_YOUR OBJECTIVE_.
Repeat the records word for word, excluding any picture.

_DATA SUPPLIED_.
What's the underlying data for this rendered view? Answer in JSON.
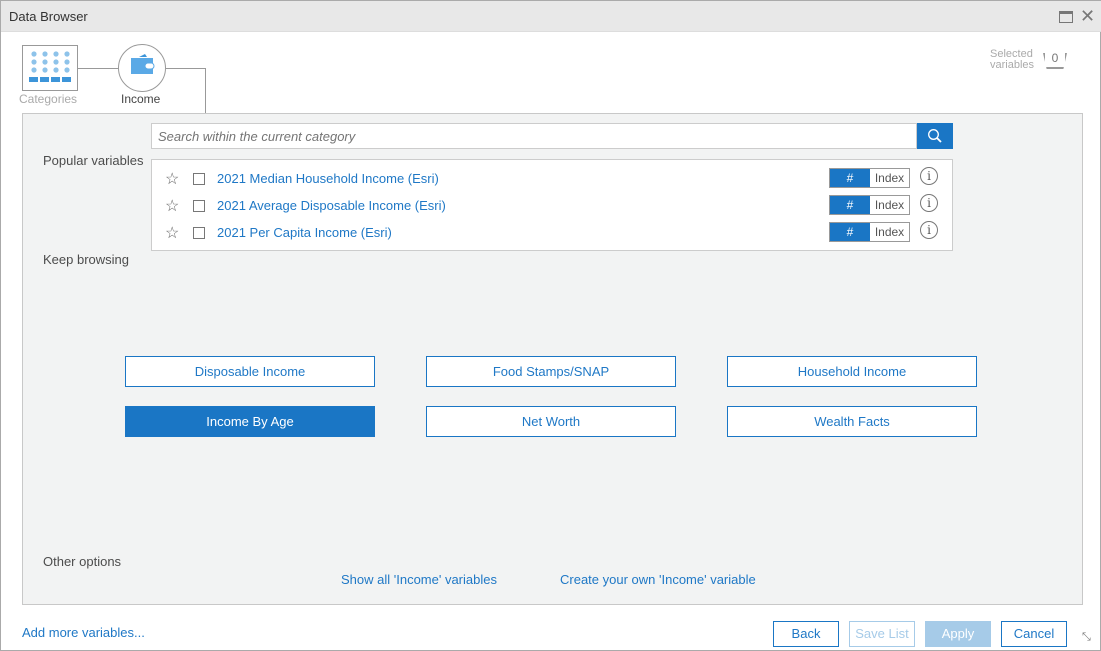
{
  "window": {
    "title": "Data Browser"
  },
  "breadcrumb": {
    "categories": "Categories",
    "income": "Income"
  },
  "selected": {
    "label_line1": "Selected",
    "label_line2": "variables",
    "count": "0"
  },
  "search": {
    "placeholder": "Search within the current category"
  },
  "sections": {
    "popular": "Popular variables",
    "keep_browsing": "Keep browsing",
    "other": "Other options"
  },
  "popular_variables": [
    {
      "label": "2021 Median Household Income (Esri)",
      "toggle_hash": "#",
      "toggle_index": "Index"
    },
    {
      "label": "2021 Average Disposable Income (Esri)",
      "toggle_hash": "#",
      "toggle_index": "Index"
    },
    {
      "label": "2021 Per Capita Income (Esri)",
      "toggle_hash": "#",
      "toggle_index": "Index"
    }
  ],
  "subcategories": [
    {
      "label": "Disposable Income",
      "selected": false
    },
    {
      "label": "Food Stamps/SNAP",
      "selected": false
    },
    {
      "label": "Household Income",
      "selected": false
    },
    {
      "label": "Income By Age",
      "selected": true
    },
    {
      "label": "Net Worth",
      "selected": false
    },
    {
      "label": "Wealth Facts",
      "selected": false
    }
  ],
  "other_links": {
    "show_all": "Show all 'Income' variables",
    "create": "Create your own 'Income' variable"
  },
  "footer": {
    "add_more": "Add more variables...",
    "back": "Back",
    "save_list": "Save List",
    "apply": "Apply",
    "cancel": "Cancel"
  },
  "colors": {
    "accent": "#1a76c5",
    "disabled": "#a6cbe8",
    "panel": "#f2f3f3"
  }
}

_ANSWER BELOW_.
What's the underlying data for this rendered view? Answer in JSON.
{
  "window": {
    "title": "Data Browser"
  },
  "breadcrumb": {
    "categories": "Categories",
    "income": "Income"
  },
  "selected": {
    "label_line1": "Selected",
    "label_line2": "variables",
    "count": "0"
  },
  "search": {
    "placeholder": "Search within the current category"
  },
  "sections": {
    "popular": "Popular variables",
    "keep_browsing": "Keep browsing",
    "other": "Other options"
  },
  "popular_variables": [
    {
      "label": "2021 Median Household Income (Esri)",
      "toggle_hash": "#",
      "toggle_index": "Index"
    },
    {
      "label": "2021 Average Disposable Income (Esri)",
      "toggle_hash": "#",
      "toggle_index": "Index"
    },
    {
      "label": "2021 Per Capita Income (Esri)",
      "toggle_hash": "#",
      "toggle_index": "Index"
    }
  ],
  "subcategories": [
    {
      "label": "Disposable Income",
      "selected": false
    },
    {
      "label": "Food Stamps/SNAP",
      "selected": false
    },
    {
      "label": "Household Income",
      "selected": false
    },
    {
      "label": "Income By Age",
      "selected": true
    },
    {
      "label": "Net Worth",
      "selected": false
    },
    {
      "label": "Wealth Facts",
      "selected": false
    }
  ],
  "other_links": {
    "show_all": "Show all 'Income' variables",
    "create": "Create your own 'Income' variable"
  },
  "footer": {
    "add_more": "Add more variables...",
    "back": "Back",
    "save_list": "Save List",
    "apply": "Apply",
    "cancel": "Cancel"
  },
  "colors": {
    "accent": "#1a76c5",
    "disabled": "#a6cbe8",
    "panel": "#f2f3f3"
  }
}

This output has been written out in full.